**Given exercise**
Each record needs to be echoed exactly; can you do that?

[Stored items]

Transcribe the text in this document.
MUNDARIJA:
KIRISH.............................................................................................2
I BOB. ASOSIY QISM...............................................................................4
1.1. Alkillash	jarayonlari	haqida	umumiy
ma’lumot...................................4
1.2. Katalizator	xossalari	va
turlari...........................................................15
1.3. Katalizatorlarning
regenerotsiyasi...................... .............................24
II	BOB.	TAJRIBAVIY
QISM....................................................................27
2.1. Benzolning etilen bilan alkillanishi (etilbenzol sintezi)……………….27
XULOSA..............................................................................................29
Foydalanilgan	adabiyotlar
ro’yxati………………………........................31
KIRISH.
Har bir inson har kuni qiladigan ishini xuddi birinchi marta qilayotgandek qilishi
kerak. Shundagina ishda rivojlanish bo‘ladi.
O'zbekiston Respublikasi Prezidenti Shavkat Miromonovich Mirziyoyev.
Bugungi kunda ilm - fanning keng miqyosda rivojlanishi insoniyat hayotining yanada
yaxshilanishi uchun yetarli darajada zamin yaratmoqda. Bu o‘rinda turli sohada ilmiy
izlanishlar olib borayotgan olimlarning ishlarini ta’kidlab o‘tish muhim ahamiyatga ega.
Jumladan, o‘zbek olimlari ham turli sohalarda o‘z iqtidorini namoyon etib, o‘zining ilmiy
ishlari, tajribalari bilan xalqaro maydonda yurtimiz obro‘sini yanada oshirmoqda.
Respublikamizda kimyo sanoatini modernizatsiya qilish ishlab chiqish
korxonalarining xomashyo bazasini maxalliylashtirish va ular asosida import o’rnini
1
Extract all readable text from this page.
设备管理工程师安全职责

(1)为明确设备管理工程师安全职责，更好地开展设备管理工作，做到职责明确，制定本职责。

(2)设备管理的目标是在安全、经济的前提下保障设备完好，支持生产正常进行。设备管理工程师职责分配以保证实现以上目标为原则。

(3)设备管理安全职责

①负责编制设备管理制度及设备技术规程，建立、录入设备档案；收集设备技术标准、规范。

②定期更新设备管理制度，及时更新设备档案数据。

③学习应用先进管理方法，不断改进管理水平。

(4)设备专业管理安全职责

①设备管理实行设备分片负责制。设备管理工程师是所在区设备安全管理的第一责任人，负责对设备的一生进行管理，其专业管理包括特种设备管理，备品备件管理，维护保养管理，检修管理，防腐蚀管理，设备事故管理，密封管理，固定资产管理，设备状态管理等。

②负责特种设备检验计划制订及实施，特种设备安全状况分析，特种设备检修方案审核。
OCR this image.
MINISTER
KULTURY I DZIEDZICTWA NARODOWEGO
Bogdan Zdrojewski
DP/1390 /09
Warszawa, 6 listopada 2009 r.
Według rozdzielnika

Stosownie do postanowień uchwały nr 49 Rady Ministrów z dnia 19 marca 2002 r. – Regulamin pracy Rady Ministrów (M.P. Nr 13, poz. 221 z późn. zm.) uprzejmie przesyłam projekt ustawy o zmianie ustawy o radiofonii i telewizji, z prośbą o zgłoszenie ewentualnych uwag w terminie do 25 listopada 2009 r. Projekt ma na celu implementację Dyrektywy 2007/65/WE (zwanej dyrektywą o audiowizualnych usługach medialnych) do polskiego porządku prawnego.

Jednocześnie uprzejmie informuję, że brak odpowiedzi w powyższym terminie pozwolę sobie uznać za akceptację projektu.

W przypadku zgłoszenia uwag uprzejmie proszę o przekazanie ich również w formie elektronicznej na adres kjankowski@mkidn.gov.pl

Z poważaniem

**In response**
Transcribe the text in this document.
MUNDARIJA:
KIRISH.............................................................................................2
I BOB. ASOSIY QISM...............................................................................4
1.1. Alkillash	jarayonlari	haqida	umumiy
ma’lumot...................................4
1.2. Katalizator	xossalari	va
turlari...........................................................15
1.3. Katalizatorlarning
regenerotsiyasi...................... .............................24
II	BOB.	TAJRIBAVIY
QISM....................................................................27
2.1. Benzolning etilen bilan alkillanishi (etilbenzol sintezi)……………….27
XULOSA..............................................................................................29
Foydalanilgan	adabiyotlar
ro’yxati………………………........................31
KIRISH.
Har bir inson har kuni qiladigan ishini xuddi birinchi marta qilayotgandek qilishi
kerak. Shundagina ishda rivojlanish bo‘ladi.
O'zbekiston Respublikasi Prezidenti Shavkat Miromonovich Mirziyoyev.
Bugungi kunda ilm - fanning keng miqyosda rivojlanishi insoniyat hayotining yanada
yaxshilanishi uchun yetarli darajada zamin yaratmoqda. Bu o‘rinda turli sohada ilmiy
izlanishlar olib borayotgan olimlarning ishlarini ta’kidlab o‘tish muhim ahamiyatga ega.
Jumladan, o‘zbek olimlari ham turli sohalarda o‘z iqtidorini namoyon etib, o‘zining ilmiy
ishlari, tajribalari bilan xalqaro maydonda yurtimiz obro‘sini yanada oshirmoqda.
Respublikamizda kimyo sanoatini modernizatsiya qilish ishlab chiqish
korxonalarining xomashyo bazasini maxalliylashtirish va ular asosida import o’rnini
1
Extract all readable text from this page.
设备管理工程师安全职责

(1)为明确设备管理工程师安全职责，更好地开展设备管理工作，做到职责明确，制定本职责。

(2)设备管理的目标是在安全、经济的前提下保障设备完好，支持生产正常进行。设备管理工程师职责分配以保证实现以上目标为原则。

(3)设备管理安全职责

①负责编制设备管理制度及设备技术规程，建立、录入设备档案；收集设备技术标准、规范。

②定期更新设备管理制度，及时更新设备档案数据。

③学习应用先进管理方法，不断改进管理水平。

(4)设备专业管理安全职责

①设备管理实行设备分片负责制。设备管理工程师是所在区设备安全管理的第一责任人，负责对设备的一生进行管理，其专业管理包括特种设备管理，备品备件管理，维护保养管理，检修管理，防腐蚀管理，设备事故管理，密封管理，固定资产管理，设备状态管理等。

②负责特种设备检验计划制订及实施，特种设备安全状况分析，特种设备检修方案审核。
OCR this image.
MINISTER
KULTURY I DZIEDZICTWA NARODOWEGO
Bogdan Zdrojewski
DP/1390 /09
Warszawa, 6 listopada 2009 r.
Według rozdzielnika

Stosownie do postanowień uchwały nr 49 Rady Ministrów z dnia 19 marca 2002 r. – Regulamin pracy Rady Ministrów (M.P. Nr 13, poz. 221 z późn. zm.) uprzejmie przesyłam projekt ustawy o zmianie ustawy o radiofonii i telewizji, z prośbą o zgłoszenie ewentualnych uwag w terminie do 25 listopada 2009 r. Projekt ma na celu implementację Dyrektywy 2007/65/WE (zwanej dyrektywą o audiowizualnych usługach medialnych) do polskiego porządku prawnego.

Jednocześnie uprzejmie informuję, że brak odpowiedzi w powyższym terminie pozwolę sobie uznać za akceptację projektu.

W przypadku zgłoszenia uwag uprzejmie proszę o przekazanie ich również w formie elektronicznej na adres kjankowski@mkidn.gov.pl

Z poważaniem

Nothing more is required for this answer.